_Exercise directions_
Extract the listing below in full, unchanged.

- - - -

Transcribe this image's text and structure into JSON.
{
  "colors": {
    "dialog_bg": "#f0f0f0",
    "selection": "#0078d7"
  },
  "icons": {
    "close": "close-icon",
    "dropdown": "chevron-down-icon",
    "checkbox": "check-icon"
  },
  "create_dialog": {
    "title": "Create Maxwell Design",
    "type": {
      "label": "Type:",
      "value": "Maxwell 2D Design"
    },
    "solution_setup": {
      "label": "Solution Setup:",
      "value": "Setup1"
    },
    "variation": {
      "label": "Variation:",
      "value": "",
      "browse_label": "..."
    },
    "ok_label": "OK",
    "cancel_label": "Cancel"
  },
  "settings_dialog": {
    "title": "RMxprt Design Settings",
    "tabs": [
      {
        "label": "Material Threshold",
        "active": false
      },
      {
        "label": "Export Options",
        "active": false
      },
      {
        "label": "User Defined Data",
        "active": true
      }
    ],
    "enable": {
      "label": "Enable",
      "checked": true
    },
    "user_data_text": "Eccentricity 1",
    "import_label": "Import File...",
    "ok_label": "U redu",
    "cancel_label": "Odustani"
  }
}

- - - -

_Expected answer_
Transcribe this image's text and structure into JSON.
{
  "colors": {
    "dialog_bg": "#f0f0f0",
    "selection": "#0078d7"
  },
  "icons": {
    "close": "close-icon",
    "dropdown": "chevron-down-icon",
    "checkbox": "check-icon"
  },
  "create_dialog": {
    "title": "Create Maxwell Design",
    "type": {
      "label": "Type:",
      "value": "Maxwell 2D Design"
    },
    "solution_setup": {
      "label": "Solution Setup:",
      "value": "Setup1"
    },
    "variation": {
      "label": "Variation:",
      "value": "",
      "browse_label": "..."
    },
    "ok_label": "OK",
    "cancel_label": "Cancel"
  },
  "settings_dialog": {
    "title": "RMxprt Design Settings",
    "tabs": [
      {
        "label": "Material Threshold",
        "active": false
      },
      {
        "label": "Export Options",
        "active": false
      },
      {
        "label": "User Defined Data",
        "active": true
      }
    ],
    "enable": {
      "label": "Enable",
      "checked": true
    },
    "user_data_text": "Eccentricity 1",
    "import_label": "Import File...",
    "ok_label": "U redu",
    "cancel_label": "Odustani"
  }
}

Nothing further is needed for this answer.